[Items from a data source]

##########

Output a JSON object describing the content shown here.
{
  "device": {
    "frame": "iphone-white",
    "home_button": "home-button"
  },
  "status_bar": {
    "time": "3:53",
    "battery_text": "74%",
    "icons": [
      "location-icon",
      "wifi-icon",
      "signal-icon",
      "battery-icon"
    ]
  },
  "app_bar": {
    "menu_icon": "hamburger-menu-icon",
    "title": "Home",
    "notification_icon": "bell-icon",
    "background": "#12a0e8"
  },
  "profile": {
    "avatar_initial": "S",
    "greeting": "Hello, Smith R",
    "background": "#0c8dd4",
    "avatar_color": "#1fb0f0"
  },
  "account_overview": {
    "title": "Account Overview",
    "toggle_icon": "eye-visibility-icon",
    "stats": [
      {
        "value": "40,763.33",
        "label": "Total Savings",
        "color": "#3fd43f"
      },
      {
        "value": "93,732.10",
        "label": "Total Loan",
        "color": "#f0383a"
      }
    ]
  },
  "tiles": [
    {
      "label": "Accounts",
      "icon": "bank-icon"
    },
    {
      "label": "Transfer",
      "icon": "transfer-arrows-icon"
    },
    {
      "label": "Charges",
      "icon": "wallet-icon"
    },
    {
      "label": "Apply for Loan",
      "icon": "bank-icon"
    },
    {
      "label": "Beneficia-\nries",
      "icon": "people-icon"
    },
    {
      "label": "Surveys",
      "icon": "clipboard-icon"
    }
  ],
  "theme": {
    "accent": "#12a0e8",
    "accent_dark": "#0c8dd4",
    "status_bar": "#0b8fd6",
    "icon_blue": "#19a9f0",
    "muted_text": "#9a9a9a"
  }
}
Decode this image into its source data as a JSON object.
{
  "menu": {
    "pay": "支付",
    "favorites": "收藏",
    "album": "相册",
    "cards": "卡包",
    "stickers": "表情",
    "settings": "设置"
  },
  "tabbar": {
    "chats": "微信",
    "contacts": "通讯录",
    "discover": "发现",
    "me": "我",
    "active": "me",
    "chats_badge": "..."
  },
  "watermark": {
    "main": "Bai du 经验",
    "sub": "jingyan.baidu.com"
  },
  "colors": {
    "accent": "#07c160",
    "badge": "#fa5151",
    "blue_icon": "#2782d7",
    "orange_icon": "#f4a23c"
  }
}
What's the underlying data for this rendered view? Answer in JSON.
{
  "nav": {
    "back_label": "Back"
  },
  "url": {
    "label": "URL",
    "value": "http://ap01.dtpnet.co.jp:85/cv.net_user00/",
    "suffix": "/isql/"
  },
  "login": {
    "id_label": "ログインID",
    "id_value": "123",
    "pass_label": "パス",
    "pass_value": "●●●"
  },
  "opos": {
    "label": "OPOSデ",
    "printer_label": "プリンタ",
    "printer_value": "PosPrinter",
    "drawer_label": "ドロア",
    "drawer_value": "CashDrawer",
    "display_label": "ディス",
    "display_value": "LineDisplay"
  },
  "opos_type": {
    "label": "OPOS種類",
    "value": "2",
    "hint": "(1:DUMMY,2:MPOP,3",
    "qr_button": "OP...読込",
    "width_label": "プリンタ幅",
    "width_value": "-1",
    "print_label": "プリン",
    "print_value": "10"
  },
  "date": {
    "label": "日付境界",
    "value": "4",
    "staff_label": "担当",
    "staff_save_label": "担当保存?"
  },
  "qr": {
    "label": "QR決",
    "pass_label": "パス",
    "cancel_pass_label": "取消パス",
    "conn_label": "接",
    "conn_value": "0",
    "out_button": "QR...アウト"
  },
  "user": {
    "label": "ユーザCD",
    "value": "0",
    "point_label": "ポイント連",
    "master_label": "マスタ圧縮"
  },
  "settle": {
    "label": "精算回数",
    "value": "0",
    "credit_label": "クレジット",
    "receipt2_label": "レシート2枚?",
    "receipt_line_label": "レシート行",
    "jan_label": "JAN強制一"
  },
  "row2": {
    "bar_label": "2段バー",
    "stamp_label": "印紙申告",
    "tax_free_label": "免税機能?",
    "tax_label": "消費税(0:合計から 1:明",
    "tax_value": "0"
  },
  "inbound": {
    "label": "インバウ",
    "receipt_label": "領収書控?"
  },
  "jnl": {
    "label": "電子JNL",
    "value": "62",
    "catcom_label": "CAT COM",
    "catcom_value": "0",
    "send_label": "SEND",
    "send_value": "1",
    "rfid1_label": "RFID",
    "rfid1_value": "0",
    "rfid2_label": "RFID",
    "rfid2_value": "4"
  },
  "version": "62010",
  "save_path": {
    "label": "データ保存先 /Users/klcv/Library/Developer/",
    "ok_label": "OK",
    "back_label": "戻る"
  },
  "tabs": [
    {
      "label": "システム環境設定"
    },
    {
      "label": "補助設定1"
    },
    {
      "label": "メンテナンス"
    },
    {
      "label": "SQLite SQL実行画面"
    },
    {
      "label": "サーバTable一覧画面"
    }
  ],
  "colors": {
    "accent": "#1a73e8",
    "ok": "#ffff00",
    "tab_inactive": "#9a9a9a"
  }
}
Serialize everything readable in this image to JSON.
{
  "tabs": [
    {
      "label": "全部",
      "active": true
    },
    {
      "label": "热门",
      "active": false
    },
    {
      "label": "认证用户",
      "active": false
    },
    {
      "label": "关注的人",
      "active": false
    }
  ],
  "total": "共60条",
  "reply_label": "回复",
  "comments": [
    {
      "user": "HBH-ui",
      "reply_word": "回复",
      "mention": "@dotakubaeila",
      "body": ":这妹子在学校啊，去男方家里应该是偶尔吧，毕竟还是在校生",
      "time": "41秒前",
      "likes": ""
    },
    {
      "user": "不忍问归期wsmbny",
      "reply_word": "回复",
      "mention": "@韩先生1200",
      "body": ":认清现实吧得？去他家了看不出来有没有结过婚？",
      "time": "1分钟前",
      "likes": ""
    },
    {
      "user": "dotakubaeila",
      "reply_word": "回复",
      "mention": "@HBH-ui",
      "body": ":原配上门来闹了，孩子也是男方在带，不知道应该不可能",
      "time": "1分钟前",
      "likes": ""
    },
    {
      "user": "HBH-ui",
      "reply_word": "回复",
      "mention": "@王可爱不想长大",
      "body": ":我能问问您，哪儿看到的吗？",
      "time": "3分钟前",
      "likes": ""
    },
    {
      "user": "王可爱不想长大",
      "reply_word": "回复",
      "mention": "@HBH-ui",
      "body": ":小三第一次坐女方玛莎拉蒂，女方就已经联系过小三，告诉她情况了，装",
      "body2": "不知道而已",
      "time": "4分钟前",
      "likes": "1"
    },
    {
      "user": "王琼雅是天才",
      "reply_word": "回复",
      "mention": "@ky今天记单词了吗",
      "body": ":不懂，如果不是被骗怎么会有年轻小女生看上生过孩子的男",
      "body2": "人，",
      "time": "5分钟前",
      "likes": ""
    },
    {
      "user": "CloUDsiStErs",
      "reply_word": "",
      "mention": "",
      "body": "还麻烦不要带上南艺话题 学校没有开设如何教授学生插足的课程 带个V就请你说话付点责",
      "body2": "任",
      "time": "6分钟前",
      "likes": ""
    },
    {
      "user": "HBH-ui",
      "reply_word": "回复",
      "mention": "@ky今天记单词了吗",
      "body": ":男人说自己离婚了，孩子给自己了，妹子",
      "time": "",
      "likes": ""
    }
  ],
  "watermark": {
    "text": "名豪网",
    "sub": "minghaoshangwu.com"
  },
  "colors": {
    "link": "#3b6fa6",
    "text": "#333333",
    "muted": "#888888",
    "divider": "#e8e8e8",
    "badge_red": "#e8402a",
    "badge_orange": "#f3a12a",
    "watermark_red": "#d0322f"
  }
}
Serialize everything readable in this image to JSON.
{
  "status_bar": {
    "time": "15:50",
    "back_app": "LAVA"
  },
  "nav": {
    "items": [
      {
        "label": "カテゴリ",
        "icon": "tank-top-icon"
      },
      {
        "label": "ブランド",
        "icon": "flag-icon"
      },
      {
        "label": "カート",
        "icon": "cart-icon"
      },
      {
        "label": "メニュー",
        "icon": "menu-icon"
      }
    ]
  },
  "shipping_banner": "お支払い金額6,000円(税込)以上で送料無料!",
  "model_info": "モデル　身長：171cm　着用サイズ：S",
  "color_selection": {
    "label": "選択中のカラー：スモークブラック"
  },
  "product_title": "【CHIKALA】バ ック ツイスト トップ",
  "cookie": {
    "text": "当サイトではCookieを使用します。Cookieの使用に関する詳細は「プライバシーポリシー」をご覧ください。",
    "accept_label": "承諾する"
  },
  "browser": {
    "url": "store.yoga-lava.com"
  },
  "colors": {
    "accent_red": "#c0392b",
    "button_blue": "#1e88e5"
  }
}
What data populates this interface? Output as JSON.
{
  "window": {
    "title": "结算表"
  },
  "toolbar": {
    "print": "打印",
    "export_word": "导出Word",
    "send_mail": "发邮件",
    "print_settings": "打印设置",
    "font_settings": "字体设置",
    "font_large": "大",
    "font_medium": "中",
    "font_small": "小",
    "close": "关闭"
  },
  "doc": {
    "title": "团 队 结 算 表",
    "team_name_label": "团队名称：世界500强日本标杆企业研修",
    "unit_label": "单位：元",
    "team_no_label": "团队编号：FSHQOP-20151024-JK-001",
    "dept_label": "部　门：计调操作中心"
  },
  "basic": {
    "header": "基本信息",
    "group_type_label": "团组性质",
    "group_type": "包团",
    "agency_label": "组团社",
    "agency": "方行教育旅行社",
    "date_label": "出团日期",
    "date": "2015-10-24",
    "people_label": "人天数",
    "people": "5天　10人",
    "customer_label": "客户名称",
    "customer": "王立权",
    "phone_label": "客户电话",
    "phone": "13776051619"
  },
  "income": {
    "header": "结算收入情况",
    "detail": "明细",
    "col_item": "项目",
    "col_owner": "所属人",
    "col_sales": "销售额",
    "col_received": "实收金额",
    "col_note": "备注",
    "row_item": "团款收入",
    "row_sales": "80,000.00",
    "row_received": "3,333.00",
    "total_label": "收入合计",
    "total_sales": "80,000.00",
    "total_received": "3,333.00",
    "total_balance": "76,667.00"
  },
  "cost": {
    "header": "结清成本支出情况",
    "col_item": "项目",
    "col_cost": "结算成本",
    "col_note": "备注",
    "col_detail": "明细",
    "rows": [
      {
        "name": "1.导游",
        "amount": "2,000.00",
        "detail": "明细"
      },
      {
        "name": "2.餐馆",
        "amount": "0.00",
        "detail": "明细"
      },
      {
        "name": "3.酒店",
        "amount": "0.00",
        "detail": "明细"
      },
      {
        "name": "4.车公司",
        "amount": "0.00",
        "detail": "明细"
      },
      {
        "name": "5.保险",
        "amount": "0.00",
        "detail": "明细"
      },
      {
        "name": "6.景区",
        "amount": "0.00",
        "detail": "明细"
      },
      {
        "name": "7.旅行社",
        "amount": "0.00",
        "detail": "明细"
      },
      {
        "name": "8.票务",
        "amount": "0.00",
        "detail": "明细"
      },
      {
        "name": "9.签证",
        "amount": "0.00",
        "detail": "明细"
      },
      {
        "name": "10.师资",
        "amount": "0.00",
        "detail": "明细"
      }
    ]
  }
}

##########

PROBLEM REQUIREMENTS: Copy every line of the records above that contains "What".

REPLY:
What's the underlying data for this rendered view? Answer in JSON.
What data populates this interface? Output as JSON.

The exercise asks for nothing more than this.